• [What you should do]:
Below is a listing. Gather each line of it that contains "ffffff".

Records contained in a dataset
+ + + + +
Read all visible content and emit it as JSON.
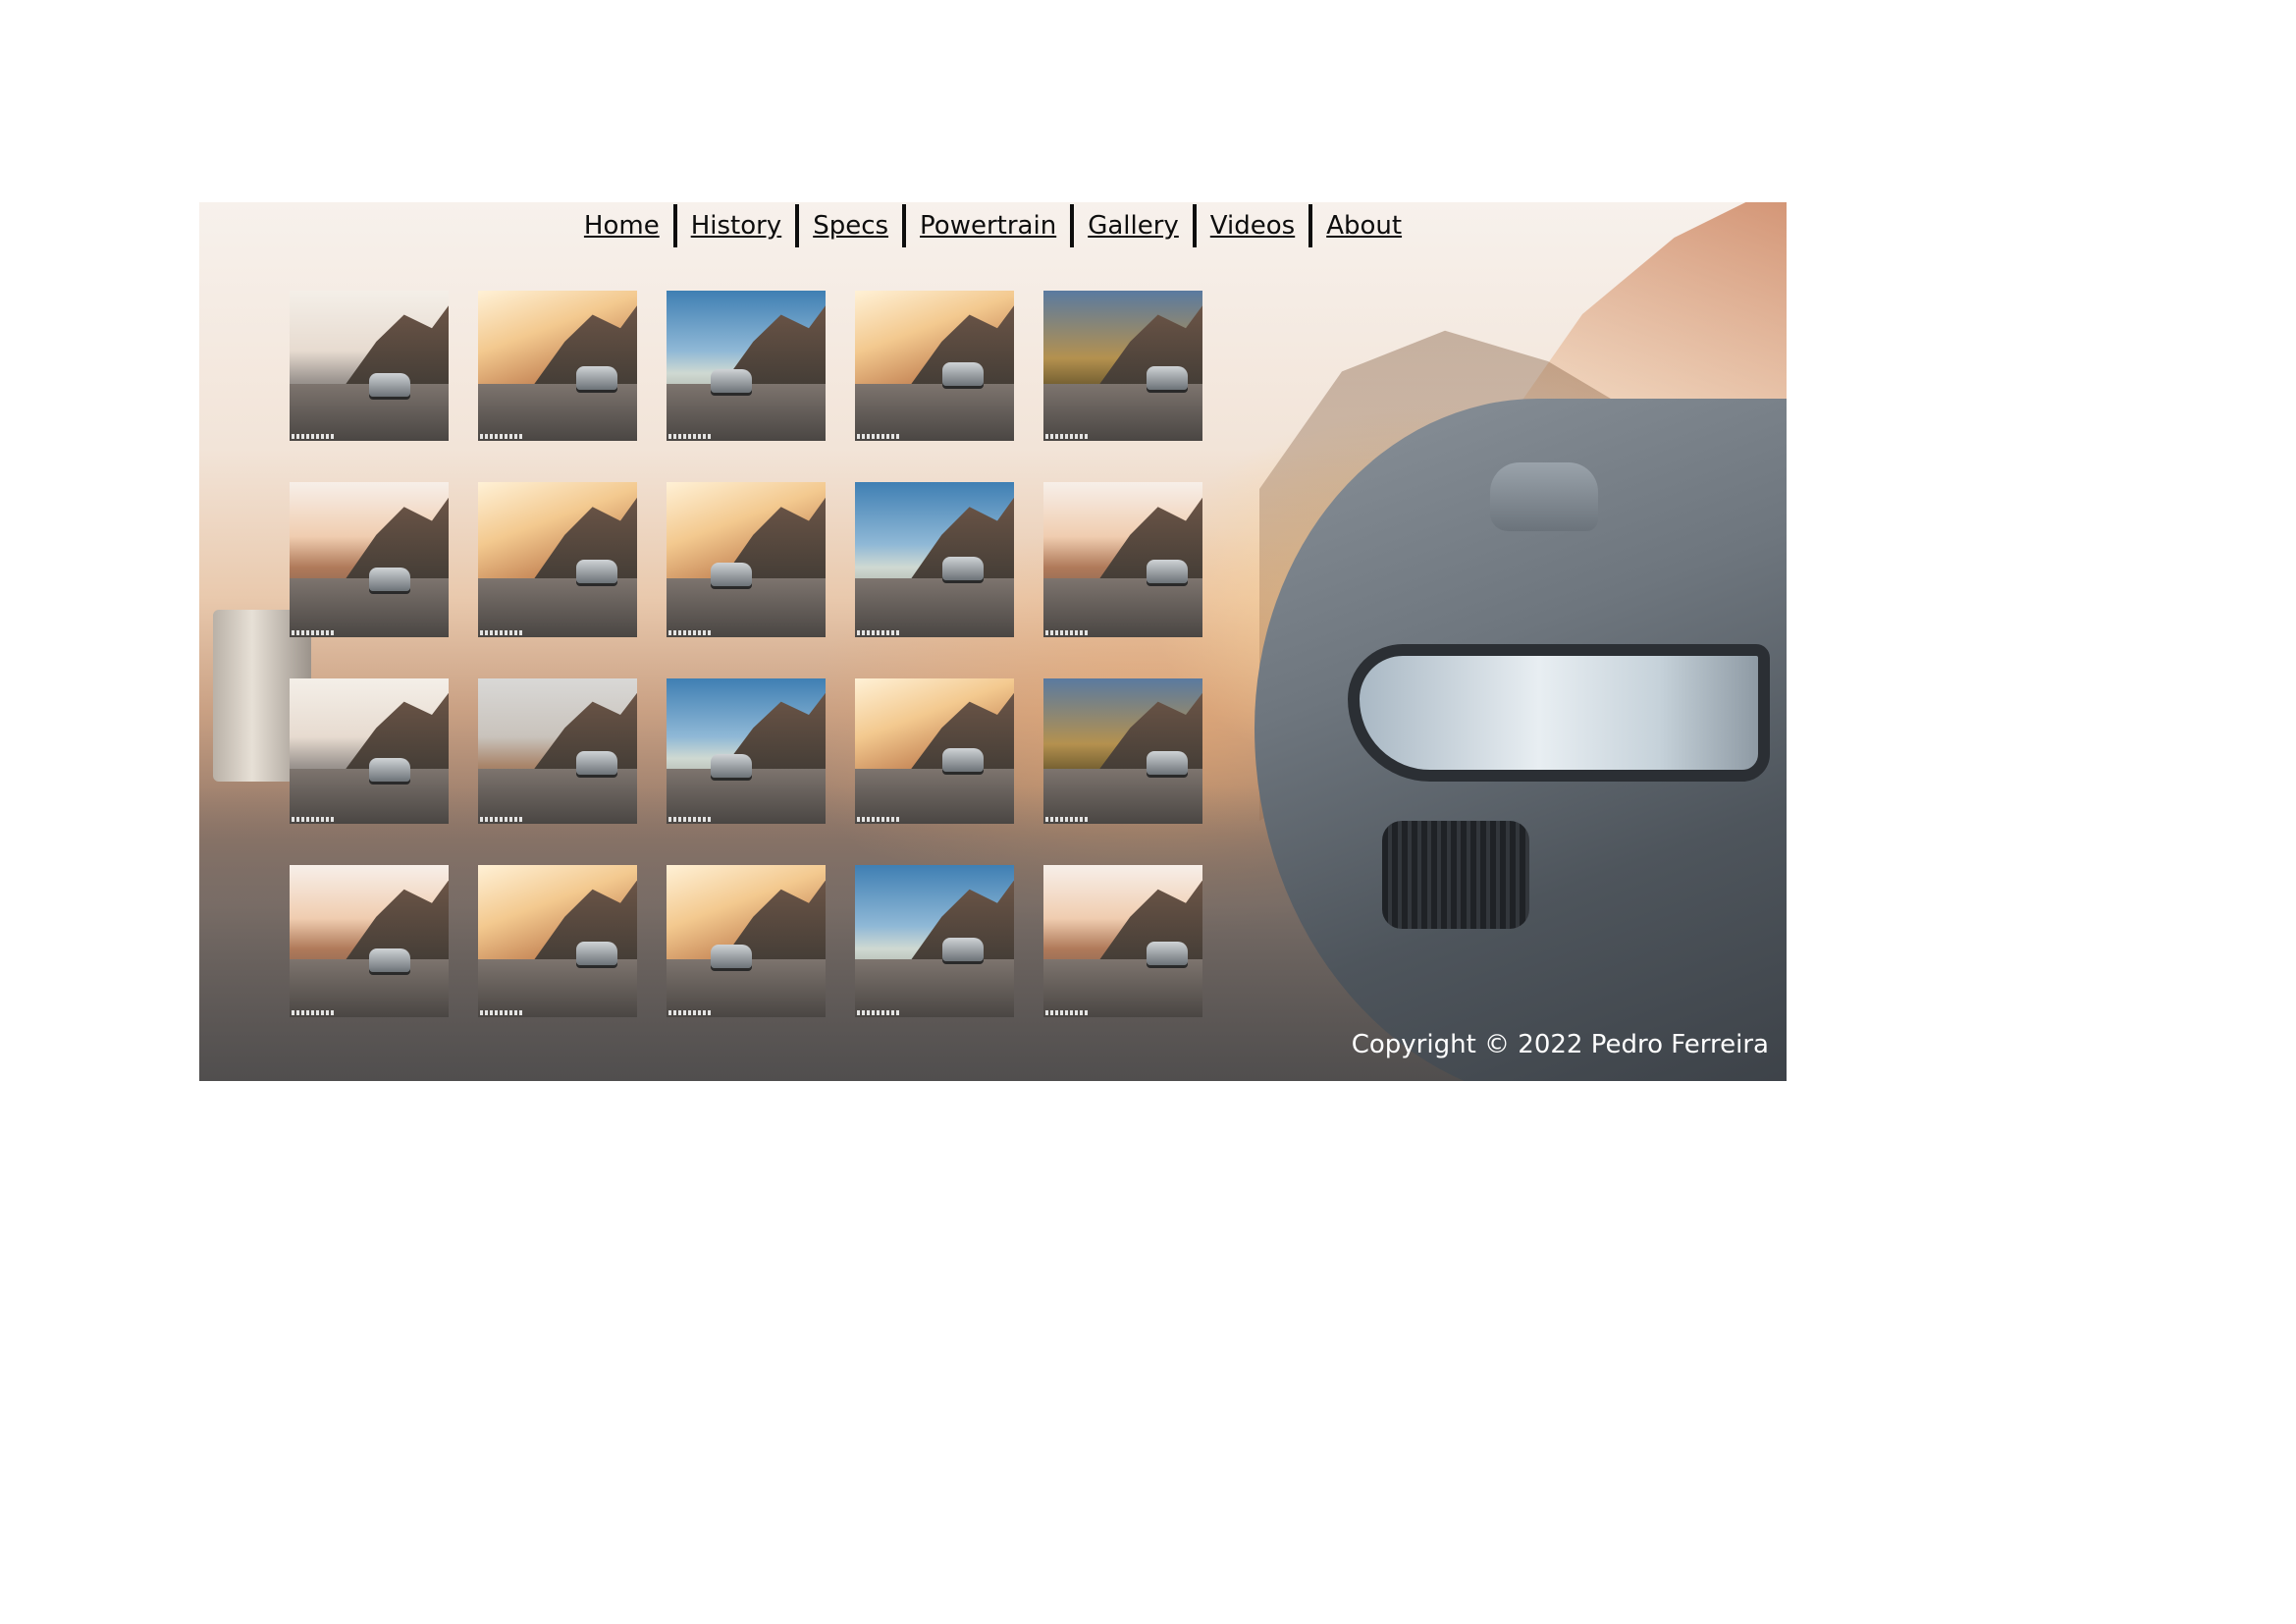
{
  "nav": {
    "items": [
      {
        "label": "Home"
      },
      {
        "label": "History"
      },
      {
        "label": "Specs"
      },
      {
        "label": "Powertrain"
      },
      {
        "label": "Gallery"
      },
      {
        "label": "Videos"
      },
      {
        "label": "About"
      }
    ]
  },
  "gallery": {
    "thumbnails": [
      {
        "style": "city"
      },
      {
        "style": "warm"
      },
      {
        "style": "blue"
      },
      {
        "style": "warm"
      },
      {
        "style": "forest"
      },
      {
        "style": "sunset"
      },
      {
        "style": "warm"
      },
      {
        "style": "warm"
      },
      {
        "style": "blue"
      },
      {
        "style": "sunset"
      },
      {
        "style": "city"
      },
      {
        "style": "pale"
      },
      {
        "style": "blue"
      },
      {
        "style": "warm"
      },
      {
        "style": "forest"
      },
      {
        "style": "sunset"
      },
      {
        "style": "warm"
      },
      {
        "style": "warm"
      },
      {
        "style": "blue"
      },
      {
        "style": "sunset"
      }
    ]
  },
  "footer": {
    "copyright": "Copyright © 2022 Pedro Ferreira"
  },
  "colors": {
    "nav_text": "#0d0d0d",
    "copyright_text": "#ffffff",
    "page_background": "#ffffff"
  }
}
+ + + + +
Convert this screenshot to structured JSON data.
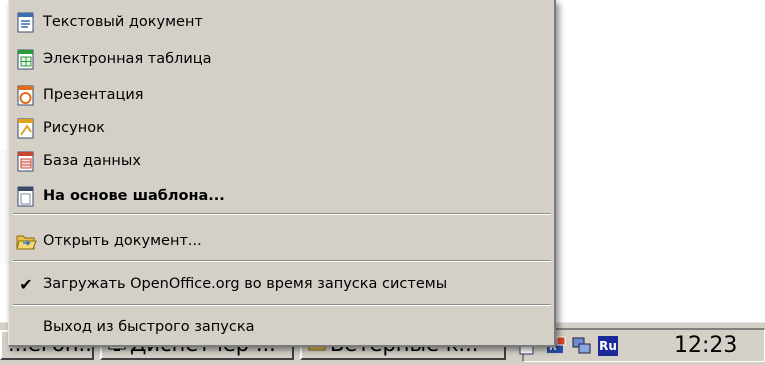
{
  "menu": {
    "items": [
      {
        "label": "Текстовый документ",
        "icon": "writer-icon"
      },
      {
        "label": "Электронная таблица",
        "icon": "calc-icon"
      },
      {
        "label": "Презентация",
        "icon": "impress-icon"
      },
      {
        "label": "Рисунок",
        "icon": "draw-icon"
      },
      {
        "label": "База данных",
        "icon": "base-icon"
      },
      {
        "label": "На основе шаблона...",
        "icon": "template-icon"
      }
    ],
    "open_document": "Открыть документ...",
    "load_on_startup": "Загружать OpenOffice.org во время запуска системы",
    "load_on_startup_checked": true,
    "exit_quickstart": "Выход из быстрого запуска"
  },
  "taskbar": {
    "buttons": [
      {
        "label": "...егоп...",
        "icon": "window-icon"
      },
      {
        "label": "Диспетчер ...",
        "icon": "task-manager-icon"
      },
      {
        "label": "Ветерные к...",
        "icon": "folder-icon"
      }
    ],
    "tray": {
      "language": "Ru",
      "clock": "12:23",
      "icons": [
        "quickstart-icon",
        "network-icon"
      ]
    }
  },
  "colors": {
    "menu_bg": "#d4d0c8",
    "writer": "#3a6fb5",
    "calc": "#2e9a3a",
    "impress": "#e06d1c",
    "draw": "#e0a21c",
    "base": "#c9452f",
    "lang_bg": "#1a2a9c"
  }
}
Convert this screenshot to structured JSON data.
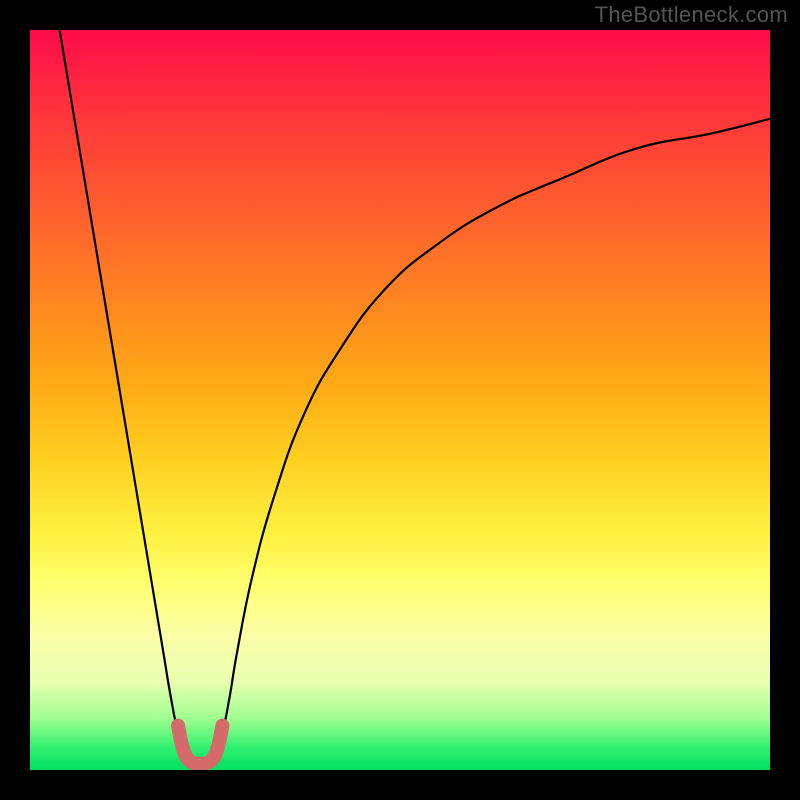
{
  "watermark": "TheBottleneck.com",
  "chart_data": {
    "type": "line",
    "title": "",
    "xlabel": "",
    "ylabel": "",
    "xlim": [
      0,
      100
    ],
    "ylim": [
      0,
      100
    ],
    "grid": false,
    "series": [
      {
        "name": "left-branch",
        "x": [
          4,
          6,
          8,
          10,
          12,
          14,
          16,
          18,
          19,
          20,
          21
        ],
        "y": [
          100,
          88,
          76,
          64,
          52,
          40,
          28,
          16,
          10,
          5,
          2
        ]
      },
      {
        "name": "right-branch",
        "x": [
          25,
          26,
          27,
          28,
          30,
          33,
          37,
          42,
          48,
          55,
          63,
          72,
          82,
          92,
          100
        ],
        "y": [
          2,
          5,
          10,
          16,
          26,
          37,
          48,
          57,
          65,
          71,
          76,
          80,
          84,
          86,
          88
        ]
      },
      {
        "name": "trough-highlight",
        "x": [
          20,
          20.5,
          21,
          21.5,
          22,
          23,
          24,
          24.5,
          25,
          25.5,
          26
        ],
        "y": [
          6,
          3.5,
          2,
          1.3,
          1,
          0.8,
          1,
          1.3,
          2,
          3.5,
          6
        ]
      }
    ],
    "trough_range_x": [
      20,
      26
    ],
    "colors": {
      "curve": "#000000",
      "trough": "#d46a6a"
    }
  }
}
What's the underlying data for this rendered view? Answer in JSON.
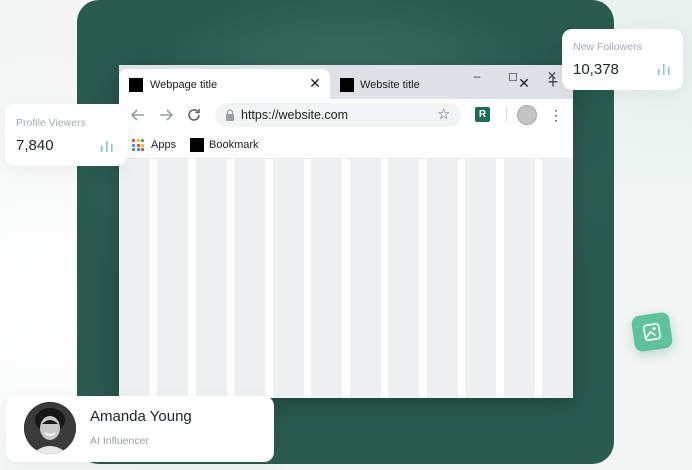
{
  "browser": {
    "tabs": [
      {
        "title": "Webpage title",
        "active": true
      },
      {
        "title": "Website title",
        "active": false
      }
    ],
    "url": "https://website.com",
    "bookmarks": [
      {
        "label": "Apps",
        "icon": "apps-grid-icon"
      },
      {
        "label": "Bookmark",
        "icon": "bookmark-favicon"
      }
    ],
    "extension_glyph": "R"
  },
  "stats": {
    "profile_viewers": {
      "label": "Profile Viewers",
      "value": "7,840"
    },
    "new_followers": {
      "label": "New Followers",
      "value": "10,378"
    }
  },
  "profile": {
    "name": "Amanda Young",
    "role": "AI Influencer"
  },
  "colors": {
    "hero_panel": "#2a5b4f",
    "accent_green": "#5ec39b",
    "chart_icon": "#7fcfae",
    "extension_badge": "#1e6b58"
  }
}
+ + + + +
• [Final answer]:
    "copyright_text": "#ffffff",
    "page_background": "#ffffff"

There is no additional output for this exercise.